## Problem statement
Copy the data precisely, keeping every character.
:: Information shown ::
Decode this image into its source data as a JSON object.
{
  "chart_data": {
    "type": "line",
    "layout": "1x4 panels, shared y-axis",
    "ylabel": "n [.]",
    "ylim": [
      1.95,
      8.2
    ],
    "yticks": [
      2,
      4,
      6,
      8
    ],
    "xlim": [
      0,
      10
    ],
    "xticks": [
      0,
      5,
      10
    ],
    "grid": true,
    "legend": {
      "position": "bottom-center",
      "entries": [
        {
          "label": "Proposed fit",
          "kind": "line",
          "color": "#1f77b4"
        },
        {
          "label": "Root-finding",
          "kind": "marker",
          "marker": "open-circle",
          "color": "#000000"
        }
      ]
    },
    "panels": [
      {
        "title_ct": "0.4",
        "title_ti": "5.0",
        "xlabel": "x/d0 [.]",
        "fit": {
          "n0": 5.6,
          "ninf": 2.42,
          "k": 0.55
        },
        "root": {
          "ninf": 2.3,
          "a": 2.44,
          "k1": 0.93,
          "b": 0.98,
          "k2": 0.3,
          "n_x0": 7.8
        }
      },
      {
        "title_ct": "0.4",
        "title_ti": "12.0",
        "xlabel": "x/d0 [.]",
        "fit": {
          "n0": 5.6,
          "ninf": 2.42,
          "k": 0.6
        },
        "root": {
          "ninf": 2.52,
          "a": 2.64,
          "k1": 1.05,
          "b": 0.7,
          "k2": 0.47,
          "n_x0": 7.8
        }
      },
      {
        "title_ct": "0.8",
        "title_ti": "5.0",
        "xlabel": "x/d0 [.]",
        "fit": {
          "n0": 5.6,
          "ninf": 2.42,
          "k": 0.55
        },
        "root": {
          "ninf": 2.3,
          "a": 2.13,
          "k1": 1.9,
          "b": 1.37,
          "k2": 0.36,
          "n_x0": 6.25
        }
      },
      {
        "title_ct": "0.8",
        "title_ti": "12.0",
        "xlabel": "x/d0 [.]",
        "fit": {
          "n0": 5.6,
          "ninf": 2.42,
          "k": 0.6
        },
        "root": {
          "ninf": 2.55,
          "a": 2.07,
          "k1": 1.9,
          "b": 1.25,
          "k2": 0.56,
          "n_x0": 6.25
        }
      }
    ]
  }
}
:::
## Solution to the exercise
Decode this image into its source data as a JSON object.
{
  "chart_data": {
    "type": "line",
    "layout": "1x4 panels, shared y-axis",
    "ylabel": "n [.]",
    "ylim": [
      1.95,
      8.2
    ],
    "yticks": [
      2,
      4,
      6,
      8
    ],
    "xlim": [
      0,
      10
    ],
    "xticks": [
      0,
      5,
      10
    ],
    "grid": true,
    "legend": {
      "position": "bottom-center",
      "entries": [
        {
          "label": "Proposed fit",
          "kind": "line",
          "color": "#1f77b4"
        },
        {
          "label": "Root-finding",
          "kind": "marker",
          "marker": "open-circle",
          "color": "#000000"
        }
      ]
    },
    "panels": [
      {
        "title_ct": "0.4",
        "title_ti": "5.0",
        "xlabel": "x/d0 [.]",
        "fit": {
          "n0": 5.6,
          "ninf": 2.42,
          "k": 0.55
        },
        "root": {
          "ninf": 2.3,
          "a": 2.44,
          "k1": 0.93,
          "b": 0.98,
          "k2": 0.3,
          "n_x0": 7.8
        }
      },
      {
        "title_ct": "0.4",
        "title_ti": "12.0",
        "xlabel": "x/d0 [.]",
        "fit": {
          "n0": 5.6,
          "ninf": 2.42,
          "k": 0.6
        },
        "root": {
          "ninf": 2.52,
          "a": 2.64,
          "k1": 1.05,
          "b": 0.7,
          "k2": 0.47,
          "n_x0": 7.8
        }
      },
      {
        "title_ct": "0.8",
        "title_ti": "5.0",
        "xlabel": "x/d0 [.]",
        "fit": {
          "n0": 5.6,
          "ninf": 2.42,
          "k": 0.55
        },
        "root": {
          "ninf": 2.3,
          "a": 2.13,
          "k1": 1.9,
          "b": 1.37,
          "k2": 0.36,
          "n_x0": 6.25
        }
      },
      {
        "title_ct": "0.8",
        "title_ti": "12.0",
        "xlabel": "x/d0 [.]",
        "fit": {
          "n0": 5.6,
          "ninf": 2.42,
          "k": 0.6
        },
        "root": {
          "ninf": 2.55,
          "a": 2.07,
          "k1": 1.9,
          "b": 1.25,
          "k2": 0.56,
          "n_x0": 6.25
        }
      }
    ]
  }
}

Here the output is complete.